--- START OF SUPPLIED DATA ---

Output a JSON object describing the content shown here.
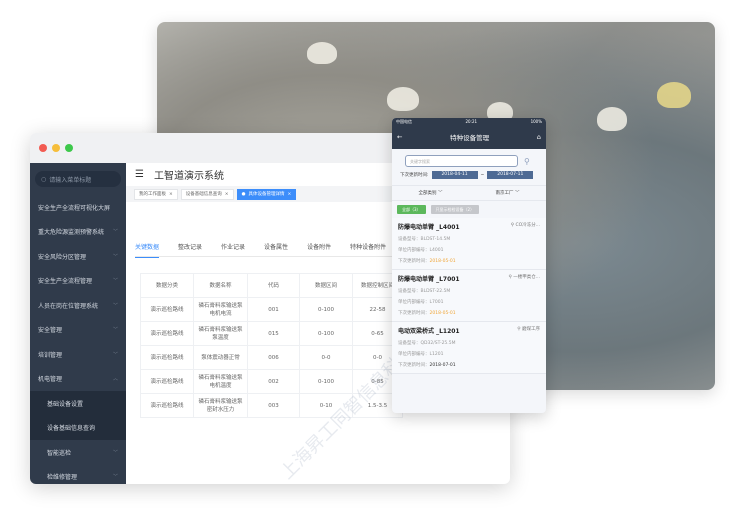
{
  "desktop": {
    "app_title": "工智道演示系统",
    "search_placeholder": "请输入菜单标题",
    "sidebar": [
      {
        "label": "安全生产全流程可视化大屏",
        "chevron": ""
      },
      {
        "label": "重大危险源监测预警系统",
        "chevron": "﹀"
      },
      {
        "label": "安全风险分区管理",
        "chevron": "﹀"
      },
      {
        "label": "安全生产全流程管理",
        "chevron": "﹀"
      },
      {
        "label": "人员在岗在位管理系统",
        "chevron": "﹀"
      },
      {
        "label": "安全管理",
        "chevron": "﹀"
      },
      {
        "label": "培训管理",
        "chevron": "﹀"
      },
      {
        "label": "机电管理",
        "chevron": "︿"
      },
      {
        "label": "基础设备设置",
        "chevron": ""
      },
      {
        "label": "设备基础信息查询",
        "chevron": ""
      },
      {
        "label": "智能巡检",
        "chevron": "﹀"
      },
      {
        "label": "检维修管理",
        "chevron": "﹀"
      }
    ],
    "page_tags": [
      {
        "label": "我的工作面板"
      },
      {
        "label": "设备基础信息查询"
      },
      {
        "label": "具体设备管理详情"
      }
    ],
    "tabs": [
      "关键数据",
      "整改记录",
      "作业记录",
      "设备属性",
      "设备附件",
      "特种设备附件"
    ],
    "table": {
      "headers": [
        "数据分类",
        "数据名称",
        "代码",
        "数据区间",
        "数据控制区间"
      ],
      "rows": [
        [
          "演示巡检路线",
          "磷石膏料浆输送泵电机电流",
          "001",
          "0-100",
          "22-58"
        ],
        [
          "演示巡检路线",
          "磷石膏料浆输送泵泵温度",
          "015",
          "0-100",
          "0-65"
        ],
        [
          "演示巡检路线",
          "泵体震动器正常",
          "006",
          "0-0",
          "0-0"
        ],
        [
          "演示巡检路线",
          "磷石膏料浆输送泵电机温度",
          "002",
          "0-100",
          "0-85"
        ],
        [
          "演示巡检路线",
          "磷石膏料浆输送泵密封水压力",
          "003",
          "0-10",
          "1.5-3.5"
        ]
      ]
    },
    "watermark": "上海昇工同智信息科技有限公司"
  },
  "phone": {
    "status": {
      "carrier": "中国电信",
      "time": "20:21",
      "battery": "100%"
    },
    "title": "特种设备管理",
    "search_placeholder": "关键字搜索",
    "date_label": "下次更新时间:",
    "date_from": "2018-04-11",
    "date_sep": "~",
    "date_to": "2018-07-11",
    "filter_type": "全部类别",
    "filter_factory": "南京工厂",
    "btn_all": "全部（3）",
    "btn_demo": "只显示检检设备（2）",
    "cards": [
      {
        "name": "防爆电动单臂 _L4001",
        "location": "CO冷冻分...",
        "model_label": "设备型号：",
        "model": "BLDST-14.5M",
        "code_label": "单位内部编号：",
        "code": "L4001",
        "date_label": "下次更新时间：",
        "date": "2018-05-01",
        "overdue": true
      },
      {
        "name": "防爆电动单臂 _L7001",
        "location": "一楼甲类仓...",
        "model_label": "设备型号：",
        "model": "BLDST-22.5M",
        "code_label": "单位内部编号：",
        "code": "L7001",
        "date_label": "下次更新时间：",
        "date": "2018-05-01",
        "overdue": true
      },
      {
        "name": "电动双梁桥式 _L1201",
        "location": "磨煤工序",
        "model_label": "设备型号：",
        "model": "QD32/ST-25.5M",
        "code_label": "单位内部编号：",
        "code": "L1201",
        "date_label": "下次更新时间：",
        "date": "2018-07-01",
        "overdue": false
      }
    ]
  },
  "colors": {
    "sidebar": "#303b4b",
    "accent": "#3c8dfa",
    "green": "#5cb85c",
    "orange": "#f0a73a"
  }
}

--- END OF SUPPLIED DATA ---

> EXERCISE AIM:
Output all of the data exactly as it stands, minus any images.

> RESULT OF THIS EXERCISE:
Output a JSON object describing the content shown here.
{
  "desktop": {
    "app_title": "工智道演示系统",
    "search_placeholder": "请输入菜单标题",
    "sidebar": [
      {
        "label": "安全生产全流程可视化大屏",
        "chevron": ""
      },
      {
        "label": "重大危险源监测预警系统",
        "chevron": "﹀"
      },
      {
        "label": "安全风险分区管理",
        "chevron": "﹀"
      },
      {
        "label": "安全生产全流程管理",
        "chevron": "﹀"
      },
      {
        "label": "人员在岗在位管理系统",
        "chevron": "﹀"
      },
      {
        "label": "安全管理",
        "chevron": "﹀"
      },
      {
        "label": "培训管理",
        "chevron": "﹀"
      },
      {
        "label": "机电管理",
        "chevron": "︿"
      },
      {
        "label": "基础设备设置",
        "chevron": ""
      },
      {
        "label": "设备基础信息查询",
        "chevron": ""
      },
      {
        "label": "智能巡检",
        "chevron": "﹀"
      },
      {
        "label": "检维修管理",
        "chevron": "﹀"
      }
    ],
    "page_tags": [
      {
        "label": "我的工作面板"
      },
      {
        "label": "设备基础信息查询"
      },
      {
        "label": "具体设备管理详情"
      }
    ],
    "tabs": [
      "关键数据",
      "整改记录",
      "作业记录",
      "设备属性",
      "设备附件",
      "特种设备附件"
    ],
    "table": {
      "headers": [
        "数据分类",
        "数据名称",
        "代码",
        "数据区间",
        "数据控制区间"
      ],
      "rows": [
        [
          "演示巡检路线",
          "磷石膏料浆输送泵电机电流",
          "001",
          "0-100",
          "22-58"
        ],
        [
          "演示巡检路线",
          "磷石膏料浆输送泵泵温度",
          "015",
          "0-100",
          "0-65"
        ],
        [
          "演示巡检路线",
          "泵体震动器正常",
          "006",
          "0-0",
          "0-0"
        ],
        [
          "演示巡检路线",
          "磷石膏料浆输送泵电机温度",
          "002",
          "0-100",
          "0-85"
        ],
        [
          "演示巡检路线",
          "磷石膏料浆输送泵密封水压力",
          "003",
          "0-10",
          "1.5-3.5"
        ]
      ]
    },
    "watermark": "上海昇工同智信息科技有限公司"
  },
  "phone": {
    "status": {
      "carrier": "中国电信",
      "time": "20:21",
      "battery": "100%"
    },
    "title": "特种设备管理",
    "search_placeholder": "关键字搜索",
    "date_label": "下次更新时间:",
    "date_from": "2018-04-11",
    "date_sep": "~",
    "date_to": "2018-07-11",
    "filter_type": "全部类别",
    "filter_factory": "南京工厂",
    "btn_all": "全部（3）",
    "btn_demo": "只显示检检设备（2）",
    "cards": [
      {
        "name": "防爆电动单臂 _L4001",
        "location": "CO冷冻分...",
        "model_label": "设备型号：",
        "model": "BLDST-14.5M",
        "code_label": "单位内部编号：",
        "code": "L4001",
        "date_label": "下次更新时间：",
        "date": "2018-05-01",
        "overdue": true
      },
      {
        "name": "防爆电动单臂 _L7001",
        "location": "一楼甲类仓...",
        "model_label": "设备型号：",
        "model": "BLDST-22.5M",
        "code_label": "单位内部编号：",
        "code": "L7001",
        "date_label": "下次更新时间：",
        "date": "2018-05-01",
        "overdue": true
      },
      {
        "name": "电动双梁桥式 _L1201",
        "location": "磨煤工序",
        "model_label": "设备型号：",
        "model": "QD32/ST-25.5M",
        "code_label": "单位内部编号：",
        "code": "L1201",
        "date_label": "下次更新时间：",
        "date": "2018-07-01",
        "overdue": false
      }
    ]
  },
  "colors": {
    "sidebar": "#303b4b",
    "accent": "#3c8dfa",
    "green": "#5cb85c",
    "orange": "#f0a73a"
  }
}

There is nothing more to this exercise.